What this task involves: Select all lines in the records that include "Discussion".

____

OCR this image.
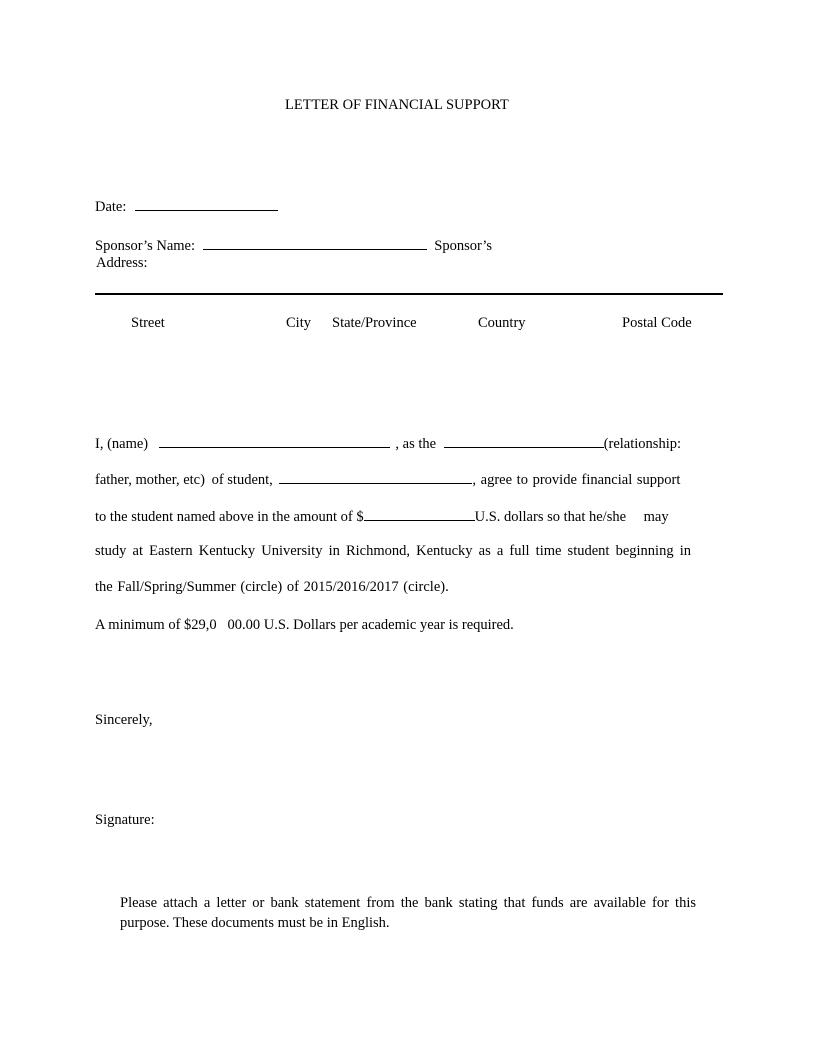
LETTER OF FINANCIAL SUPPORT
Date:
Sponsor’s Name:	Sponsor’s
Address:
Street	City State/Province	Country	Postal Code
I, (name)	, as the	(relationship:
father, mother, etc) of student,	, agree to provide financial support
to the student named above in the amount of $	U.S. dollars so that he/she may
study at Eastern Kentucky University in Richmond, Kentucky as a full time student beginning in
the Fall/Spring/Summer (circle) of 2015/2016/2017 (circle).
A minimum of $29,0   00.00 U.S. Dollars per academic year is required.
Sincerely,
Signature:
Please attach a letter or bank statement from the bank stating that funds are available for this purpose. These documents must be in English.
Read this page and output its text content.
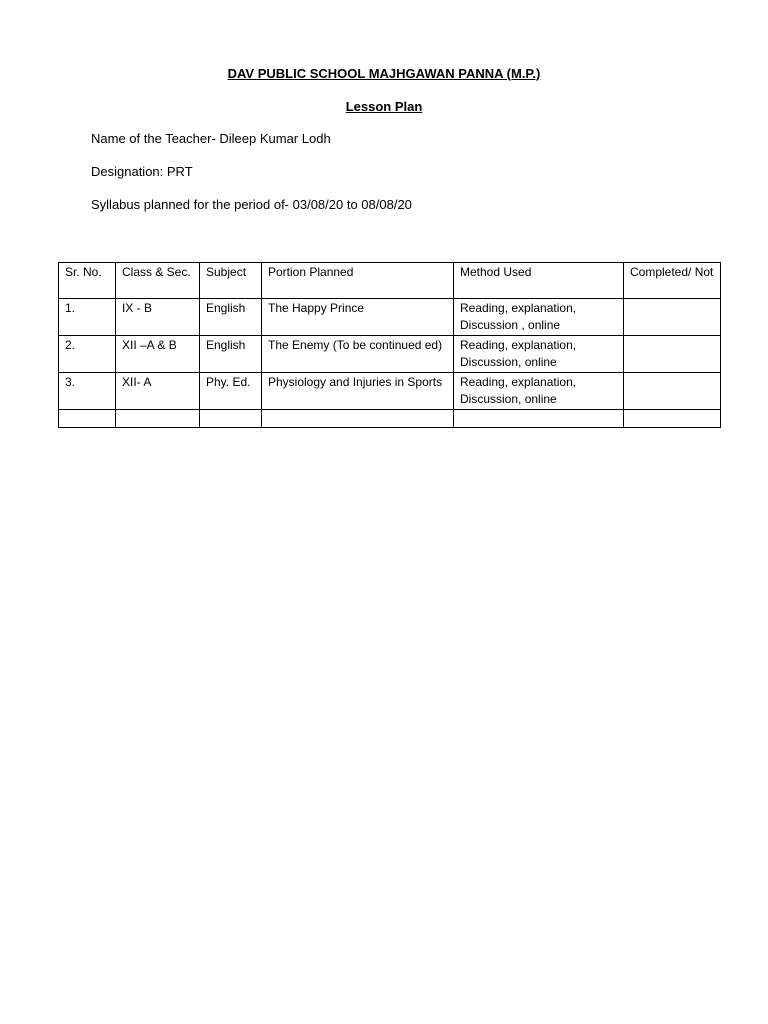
DAV PUBLIC SCHOOL MAJHGAWAN PANNA (M.P.)
Lesson Plan
Name of the Teacher- Dileep Kumar Lodh
Designation: PRT
Syllabus planned for the period of- 03/08/20 to 08/08/20
Sr. No.	Class & Sec.	Subject	Portion Planned	Method Used	Completed/ Not
1.	IX - B	English	The Happy Prince	Reading, explanation, Discussion , online	
2.	XII –A & B	English	The Enemy (To be continued ed)	Reading, explanation, Discussion, online	
3.	XII- A	Phy. Ed.	Physiology and Injuries in Sports	Reading, explanation, Discussion, online	
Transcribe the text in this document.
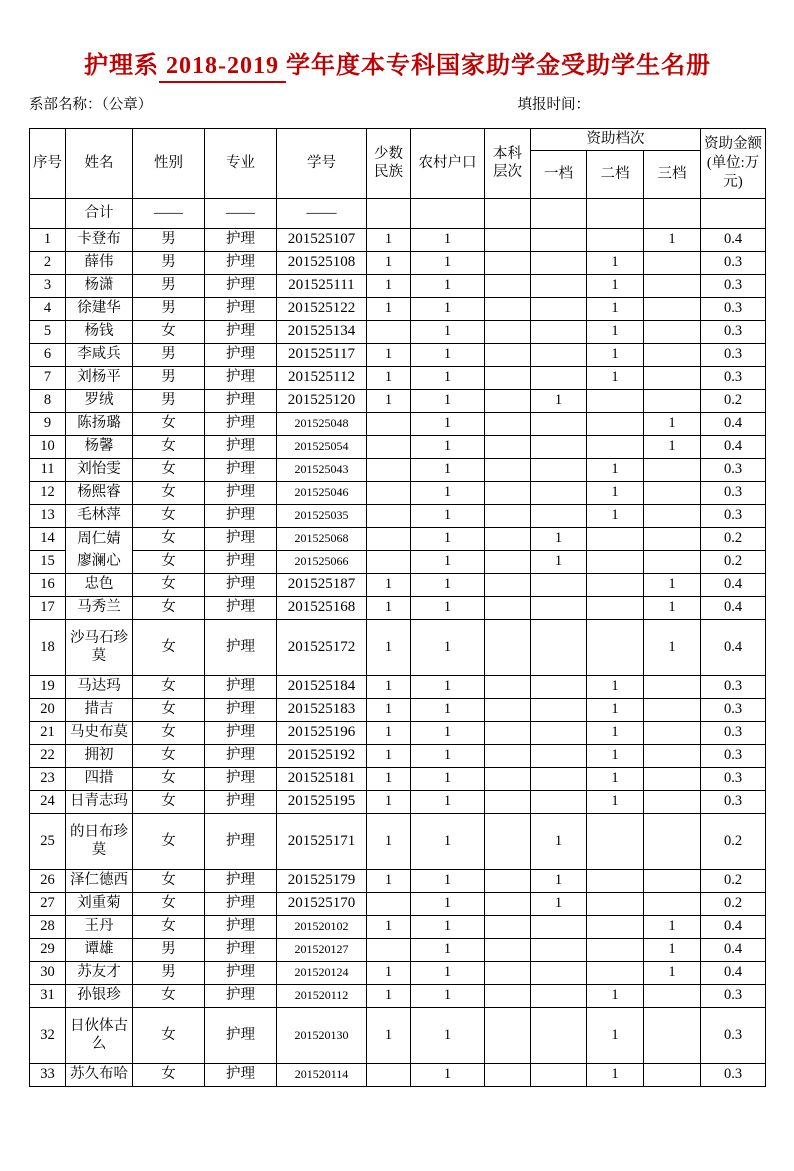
护理系 2018-2019 学年度本专科国家助学金受助学生名册
系部名称：（公章）	填报时间：
序号	姓名	性别	专业	学号	少数民族	农村户口	本科层次	资助档次			资助金额(单位:万元)
								一档	二档	三档	
	合计	——	——	——							
1	卡登布	男	护理	201525107	1	1				1	0.4
2	薛伟	男	护理	201525108	1	1			1		0.3
3	杨潇	男	护理	201525111	1	1			1		0.3
4	徐建华	男	护理	201525122	1	1			1		0.3
5	杨钱	女	护理	201525134		1			1		0.3
6	李咸兵	男	护理	201525117	1	1			1		0.3
7	刘杨平	男	护理	201525112	1	1			1		0.3
8	罗绒	男	护理	201525120	1	1		1			0.2
9	陈扬璐	女	护理	201525048		1				1	0.4
10	杨馨	女	护理	201525054		1				1	0.4
11	刘怡雯	女	护理	201525043		1			1		0.3
12	杨熙睿	女	护理	201525046		1			1		0.3
13	毛林萍	女	护理	201525035		1			1		0.3
14	周仁婧	女	护理	201525068		1		1			0.2
15	廖澜心	女	护理	201525066		1		1			0.2
16	忠色	女	护理	201525187	1	1				1	0.4
17	马秀兰	女	护理	201525168	1	1				1	0.4
18	沙马石珍莫	女	护理	201525172	1	1				1	0.4
19	马达玛	女	护理	201525184	1	1			1		0.3
20	措吉	女	护理	201525183	1	1			1		0.3
21	马史布莫	女	护理	201525196	1	1			1		0.3
22	拥初	女	护理	201525192	1	1			1		0.3
23	四措	女	护理	201525181	1	1			1		0.3
24	日青志玛	女	护理	201525195	1	1			1		0.3
25	的日布珍莫	女	护理	201525171	1	1		1			0.2
26	泽仁德西	女	护理	201525179	1	1		1			0.2
27	刘重菊	女	护理	201525170		1		1			0.2
28	王丹	女	护理	201520102	1	1				1	0.4
29	谭雄	男	护理	201520127		1				1	0.4
30	苏友才	男	护理	201520124	1	1				1	0.4
31	孙银珍	女	护理	201520112	1	1			1		0.3
32	日伙体古么	女	护理	201520130	1	1			1		0.3
33	苏久布哈	女	护理	201520114		1			1		0.3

____

Exercise response:
1.	IX - B	English	The Happy Prince	Reading, explanation, Discussion , online	
2.	XII –A & B	English	The Enemy (To be continued ed)	Reading, explanation, Discussion, online	
3.	XII- A	Phy. Ed.	Physiology and Injuries in Sports	Reading, explanation, Discussion, online	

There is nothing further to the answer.